── Input data ──

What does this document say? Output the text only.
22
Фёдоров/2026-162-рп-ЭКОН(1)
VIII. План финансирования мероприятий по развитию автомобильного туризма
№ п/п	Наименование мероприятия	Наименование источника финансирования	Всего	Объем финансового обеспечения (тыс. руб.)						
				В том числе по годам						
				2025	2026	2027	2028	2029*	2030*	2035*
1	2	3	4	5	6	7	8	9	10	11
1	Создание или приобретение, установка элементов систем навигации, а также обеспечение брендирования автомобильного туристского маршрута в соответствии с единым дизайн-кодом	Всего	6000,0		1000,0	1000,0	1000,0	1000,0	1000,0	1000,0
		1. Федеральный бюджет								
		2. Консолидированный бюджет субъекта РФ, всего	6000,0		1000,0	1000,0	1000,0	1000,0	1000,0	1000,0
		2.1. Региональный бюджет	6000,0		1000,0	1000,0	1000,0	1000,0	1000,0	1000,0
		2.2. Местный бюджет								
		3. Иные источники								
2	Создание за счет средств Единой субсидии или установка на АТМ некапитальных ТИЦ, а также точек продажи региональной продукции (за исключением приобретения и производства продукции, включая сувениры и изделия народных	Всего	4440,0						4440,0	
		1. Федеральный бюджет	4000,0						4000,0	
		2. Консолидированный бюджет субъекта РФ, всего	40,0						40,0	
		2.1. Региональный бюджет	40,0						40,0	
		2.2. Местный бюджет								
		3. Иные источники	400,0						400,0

───

- _Stated problem_
Copy out the full material exactly as it appears.

- _Output for this exercise_
What does this document say? Output the text only.
22
Фёдоров/2026-162-рп-ЭКОН(1)
VIII. План финансирования мероприятий по развитию автомобильного туризма
№ п/п	Наименование мероприятия	Наименование источника финансирования	Всего	Объем финансового обеспечения (тыс. руб.)						
				В том числе по годам						
				2025	2026	2027	2028	2029*	2030*	2035*
1	2	3	4	5	6	7	8	9	10	11
1	Создание или приобретение, установка элементов систем навигации, а также обеспечение брендирования автомобильного туристского маршрута в соответствии с единым дизайн-кодом	Всего	6000,0		1000,0	1000,0	1000,0	1000,0	1000,0	1000,0
		1. Федеральный бюджет								
		2. Консолидированный бюджет субъекта РФ, всего	6000,0		1000,0	1000,0	1000,0	1000,0	1000,0	1000,0
		2.1. Региональный бюджет	6000,0		1000,0	1000,0	1000,0	1000,0	1000,0	1000,0
		2.2. Местный бюджет								
		3. Иные источники								
2	Создание за счет средств Единой субсидии или установка на АТМ некапитальных ТИЦ, а также точек продажи региональной продукции (за исключением приобретения и производства продукции, включая сувениры и изделия народных	Всего	4440,0						4440,0	
		1. Федеральный бюджет	4000,0						4000,0	
		2. Консолидированный бюджет субъекта РФ, всего	40,0						40,0	
		2.1. Региональный бюджет	40,0						40,0	
		2.2. Местный бюджет								
		3. Иные источники	400,0						400,0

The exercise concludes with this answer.